# Work to be completed
Across the data below, how many lines hold "color"? Answer with that number and nothing else.

.....

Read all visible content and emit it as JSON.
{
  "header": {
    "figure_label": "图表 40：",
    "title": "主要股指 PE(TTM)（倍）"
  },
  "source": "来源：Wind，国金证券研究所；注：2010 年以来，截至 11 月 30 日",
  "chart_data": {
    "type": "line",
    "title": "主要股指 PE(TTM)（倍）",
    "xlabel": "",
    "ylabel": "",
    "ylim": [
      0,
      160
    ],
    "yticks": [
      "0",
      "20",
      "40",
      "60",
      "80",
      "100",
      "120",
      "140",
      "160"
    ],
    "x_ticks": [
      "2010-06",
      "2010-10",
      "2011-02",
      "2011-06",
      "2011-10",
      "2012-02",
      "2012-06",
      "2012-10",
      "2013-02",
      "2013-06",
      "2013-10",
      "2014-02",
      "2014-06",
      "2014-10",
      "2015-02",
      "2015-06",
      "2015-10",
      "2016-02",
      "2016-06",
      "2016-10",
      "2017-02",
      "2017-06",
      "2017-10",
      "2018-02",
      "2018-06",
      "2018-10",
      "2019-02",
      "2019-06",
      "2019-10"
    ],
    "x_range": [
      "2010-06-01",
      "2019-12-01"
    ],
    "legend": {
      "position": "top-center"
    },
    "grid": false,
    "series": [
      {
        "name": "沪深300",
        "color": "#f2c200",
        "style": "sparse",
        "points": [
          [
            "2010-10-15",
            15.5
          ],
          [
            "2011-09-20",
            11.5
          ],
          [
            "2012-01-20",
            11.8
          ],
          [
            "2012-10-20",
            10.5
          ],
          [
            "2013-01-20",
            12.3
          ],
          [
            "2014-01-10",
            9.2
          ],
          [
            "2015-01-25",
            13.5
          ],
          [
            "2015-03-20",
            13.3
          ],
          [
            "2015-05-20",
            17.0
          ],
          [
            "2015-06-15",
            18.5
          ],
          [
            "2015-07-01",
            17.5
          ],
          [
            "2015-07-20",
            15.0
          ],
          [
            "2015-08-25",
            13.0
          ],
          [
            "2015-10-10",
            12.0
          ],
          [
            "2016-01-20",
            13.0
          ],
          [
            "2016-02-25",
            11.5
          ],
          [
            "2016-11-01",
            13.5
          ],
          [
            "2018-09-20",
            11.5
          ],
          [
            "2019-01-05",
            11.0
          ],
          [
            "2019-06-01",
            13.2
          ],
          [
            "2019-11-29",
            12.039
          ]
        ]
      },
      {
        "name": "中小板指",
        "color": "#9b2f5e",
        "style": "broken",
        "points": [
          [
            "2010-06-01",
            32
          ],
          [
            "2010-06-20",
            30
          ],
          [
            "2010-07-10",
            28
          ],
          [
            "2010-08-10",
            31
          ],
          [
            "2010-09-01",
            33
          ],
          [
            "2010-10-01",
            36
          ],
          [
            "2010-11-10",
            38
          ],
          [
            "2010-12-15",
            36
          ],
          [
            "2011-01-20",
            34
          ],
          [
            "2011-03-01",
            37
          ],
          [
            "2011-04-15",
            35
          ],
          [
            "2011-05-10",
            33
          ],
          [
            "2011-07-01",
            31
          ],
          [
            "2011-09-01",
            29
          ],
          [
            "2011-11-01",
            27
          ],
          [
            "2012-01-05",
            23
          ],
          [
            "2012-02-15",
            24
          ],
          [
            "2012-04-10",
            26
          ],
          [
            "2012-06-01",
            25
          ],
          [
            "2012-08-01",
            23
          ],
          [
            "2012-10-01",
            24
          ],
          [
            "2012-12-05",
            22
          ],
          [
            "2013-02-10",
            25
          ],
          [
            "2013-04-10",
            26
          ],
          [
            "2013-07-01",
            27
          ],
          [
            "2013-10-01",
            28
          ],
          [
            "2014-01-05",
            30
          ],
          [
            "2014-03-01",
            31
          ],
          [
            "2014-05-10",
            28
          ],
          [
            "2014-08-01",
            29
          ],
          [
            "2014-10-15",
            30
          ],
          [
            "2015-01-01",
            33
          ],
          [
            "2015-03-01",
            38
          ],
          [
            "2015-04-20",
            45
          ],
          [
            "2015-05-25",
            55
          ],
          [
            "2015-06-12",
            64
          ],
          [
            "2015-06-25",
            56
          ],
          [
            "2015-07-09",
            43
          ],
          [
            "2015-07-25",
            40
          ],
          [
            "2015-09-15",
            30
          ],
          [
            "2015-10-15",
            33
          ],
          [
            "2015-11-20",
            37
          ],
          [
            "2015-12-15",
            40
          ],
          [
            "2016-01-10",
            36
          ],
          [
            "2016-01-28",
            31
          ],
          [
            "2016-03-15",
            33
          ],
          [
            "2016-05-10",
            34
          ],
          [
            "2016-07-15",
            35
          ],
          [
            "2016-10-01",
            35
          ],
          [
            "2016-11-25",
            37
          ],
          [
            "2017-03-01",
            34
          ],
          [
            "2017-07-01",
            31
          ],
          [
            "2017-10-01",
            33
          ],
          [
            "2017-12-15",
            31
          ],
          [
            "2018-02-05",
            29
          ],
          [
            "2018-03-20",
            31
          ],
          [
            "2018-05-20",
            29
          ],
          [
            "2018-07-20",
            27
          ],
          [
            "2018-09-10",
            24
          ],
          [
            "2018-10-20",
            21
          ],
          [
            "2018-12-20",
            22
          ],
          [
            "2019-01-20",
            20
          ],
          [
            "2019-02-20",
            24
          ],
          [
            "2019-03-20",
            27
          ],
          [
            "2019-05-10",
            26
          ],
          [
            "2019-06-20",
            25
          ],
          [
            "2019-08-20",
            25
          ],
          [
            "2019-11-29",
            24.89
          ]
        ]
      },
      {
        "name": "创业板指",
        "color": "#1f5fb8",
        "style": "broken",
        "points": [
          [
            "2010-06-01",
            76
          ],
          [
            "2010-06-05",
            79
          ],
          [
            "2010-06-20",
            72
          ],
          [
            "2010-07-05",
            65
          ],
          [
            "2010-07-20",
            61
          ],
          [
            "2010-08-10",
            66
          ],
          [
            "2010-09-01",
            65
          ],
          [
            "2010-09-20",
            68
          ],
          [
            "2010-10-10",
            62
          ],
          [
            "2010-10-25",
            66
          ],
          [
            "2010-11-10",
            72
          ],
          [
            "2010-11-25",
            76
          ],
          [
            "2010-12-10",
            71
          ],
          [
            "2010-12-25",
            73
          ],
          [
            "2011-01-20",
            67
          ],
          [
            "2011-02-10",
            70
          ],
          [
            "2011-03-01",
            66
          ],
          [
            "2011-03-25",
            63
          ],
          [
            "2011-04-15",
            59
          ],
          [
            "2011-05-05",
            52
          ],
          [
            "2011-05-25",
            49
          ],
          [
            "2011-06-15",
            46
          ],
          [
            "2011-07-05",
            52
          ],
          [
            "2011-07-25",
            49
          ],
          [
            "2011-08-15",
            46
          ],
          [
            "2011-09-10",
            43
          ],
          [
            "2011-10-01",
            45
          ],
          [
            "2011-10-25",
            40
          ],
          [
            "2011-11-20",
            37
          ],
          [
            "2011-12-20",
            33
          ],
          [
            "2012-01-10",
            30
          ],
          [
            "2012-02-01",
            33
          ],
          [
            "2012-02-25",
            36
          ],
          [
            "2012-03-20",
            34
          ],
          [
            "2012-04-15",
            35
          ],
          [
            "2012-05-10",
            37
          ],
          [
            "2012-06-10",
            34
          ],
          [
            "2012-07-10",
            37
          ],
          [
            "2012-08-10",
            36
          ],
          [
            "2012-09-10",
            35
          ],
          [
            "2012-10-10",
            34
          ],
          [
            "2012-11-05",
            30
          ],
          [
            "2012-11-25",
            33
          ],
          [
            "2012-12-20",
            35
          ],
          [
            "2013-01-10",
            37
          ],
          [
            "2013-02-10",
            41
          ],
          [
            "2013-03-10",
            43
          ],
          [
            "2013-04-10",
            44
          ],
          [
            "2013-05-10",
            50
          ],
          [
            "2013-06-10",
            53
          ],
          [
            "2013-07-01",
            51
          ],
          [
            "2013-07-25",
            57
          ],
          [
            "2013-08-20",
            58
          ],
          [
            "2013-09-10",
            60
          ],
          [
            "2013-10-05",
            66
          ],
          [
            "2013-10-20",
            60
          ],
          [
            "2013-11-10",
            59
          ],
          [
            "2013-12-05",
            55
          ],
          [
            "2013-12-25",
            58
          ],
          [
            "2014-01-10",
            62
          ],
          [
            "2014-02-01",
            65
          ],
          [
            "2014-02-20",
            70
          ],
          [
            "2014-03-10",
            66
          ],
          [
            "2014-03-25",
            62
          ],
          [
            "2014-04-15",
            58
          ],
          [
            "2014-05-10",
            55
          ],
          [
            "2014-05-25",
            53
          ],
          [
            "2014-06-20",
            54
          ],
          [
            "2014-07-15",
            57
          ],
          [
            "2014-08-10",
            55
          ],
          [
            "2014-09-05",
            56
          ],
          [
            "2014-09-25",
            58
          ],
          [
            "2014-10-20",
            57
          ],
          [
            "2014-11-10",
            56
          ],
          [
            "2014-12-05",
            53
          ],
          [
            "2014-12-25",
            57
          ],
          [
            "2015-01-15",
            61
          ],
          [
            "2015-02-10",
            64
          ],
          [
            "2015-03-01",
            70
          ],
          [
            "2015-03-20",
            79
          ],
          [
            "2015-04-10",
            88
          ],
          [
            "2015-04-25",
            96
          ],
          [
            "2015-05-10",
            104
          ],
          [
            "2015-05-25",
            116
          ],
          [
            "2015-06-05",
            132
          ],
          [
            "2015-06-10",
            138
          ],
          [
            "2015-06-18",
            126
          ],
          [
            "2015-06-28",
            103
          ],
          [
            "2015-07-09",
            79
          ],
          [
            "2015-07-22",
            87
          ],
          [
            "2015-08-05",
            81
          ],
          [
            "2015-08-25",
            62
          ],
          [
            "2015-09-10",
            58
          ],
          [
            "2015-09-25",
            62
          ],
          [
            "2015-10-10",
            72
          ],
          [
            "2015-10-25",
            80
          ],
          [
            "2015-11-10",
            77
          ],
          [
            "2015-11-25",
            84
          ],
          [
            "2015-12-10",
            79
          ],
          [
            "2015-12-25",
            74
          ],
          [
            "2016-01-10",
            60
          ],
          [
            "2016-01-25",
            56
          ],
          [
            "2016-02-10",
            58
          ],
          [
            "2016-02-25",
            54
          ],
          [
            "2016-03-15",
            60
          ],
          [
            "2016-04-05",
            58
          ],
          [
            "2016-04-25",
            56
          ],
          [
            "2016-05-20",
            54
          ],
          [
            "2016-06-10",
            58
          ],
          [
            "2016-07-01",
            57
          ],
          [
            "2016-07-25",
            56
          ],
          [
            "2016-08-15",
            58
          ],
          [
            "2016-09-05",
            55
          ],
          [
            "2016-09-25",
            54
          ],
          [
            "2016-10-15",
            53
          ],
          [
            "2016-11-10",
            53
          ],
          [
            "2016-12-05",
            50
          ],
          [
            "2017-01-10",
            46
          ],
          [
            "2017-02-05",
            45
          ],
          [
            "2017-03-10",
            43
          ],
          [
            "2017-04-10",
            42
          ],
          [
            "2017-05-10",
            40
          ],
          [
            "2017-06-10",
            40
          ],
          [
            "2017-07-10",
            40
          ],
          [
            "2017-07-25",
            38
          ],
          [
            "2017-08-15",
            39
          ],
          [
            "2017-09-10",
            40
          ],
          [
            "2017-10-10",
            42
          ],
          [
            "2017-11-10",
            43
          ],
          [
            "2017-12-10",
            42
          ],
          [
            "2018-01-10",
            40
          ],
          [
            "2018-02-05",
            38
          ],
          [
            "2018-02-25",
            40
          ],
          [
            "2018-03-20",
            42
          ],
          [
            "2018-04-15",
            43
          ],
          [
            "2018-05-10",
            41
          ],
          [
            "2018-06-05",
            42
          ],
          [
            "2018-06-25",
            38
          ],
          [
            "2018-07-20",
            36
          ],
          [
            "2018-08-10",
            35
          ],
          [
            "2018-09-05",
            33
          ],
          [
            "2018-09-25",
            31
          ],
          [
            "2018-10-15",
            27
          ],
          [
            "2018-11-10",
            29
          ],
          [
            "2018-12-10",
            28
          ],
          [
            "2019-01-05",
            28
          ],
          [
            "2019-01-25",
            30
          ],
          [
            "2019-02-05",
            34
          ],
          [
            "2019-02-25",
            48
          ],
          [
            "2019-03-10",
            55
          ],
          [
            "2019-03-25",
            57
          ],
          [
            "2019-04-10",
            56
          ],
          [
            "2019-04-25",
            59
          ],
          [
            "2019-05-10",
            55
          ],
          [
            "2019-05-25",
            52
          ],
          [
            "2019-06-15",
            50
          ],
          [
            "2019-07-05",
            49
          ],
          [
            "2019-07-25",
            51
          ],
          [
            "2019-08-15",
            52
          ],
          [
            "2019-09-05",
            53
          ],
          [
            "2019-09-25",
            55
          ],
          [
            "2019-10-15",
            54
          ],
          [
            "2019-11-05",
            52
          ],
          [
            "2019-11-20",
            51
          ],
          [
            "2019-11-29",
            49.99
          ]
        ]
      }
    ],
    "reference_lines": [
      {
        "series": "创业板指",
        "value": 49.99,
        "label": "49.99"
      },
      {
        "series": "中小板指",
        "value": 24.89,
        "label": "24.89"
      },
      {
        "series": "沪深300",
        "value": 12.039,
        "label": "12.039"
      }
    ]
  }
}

.....

# Answer
3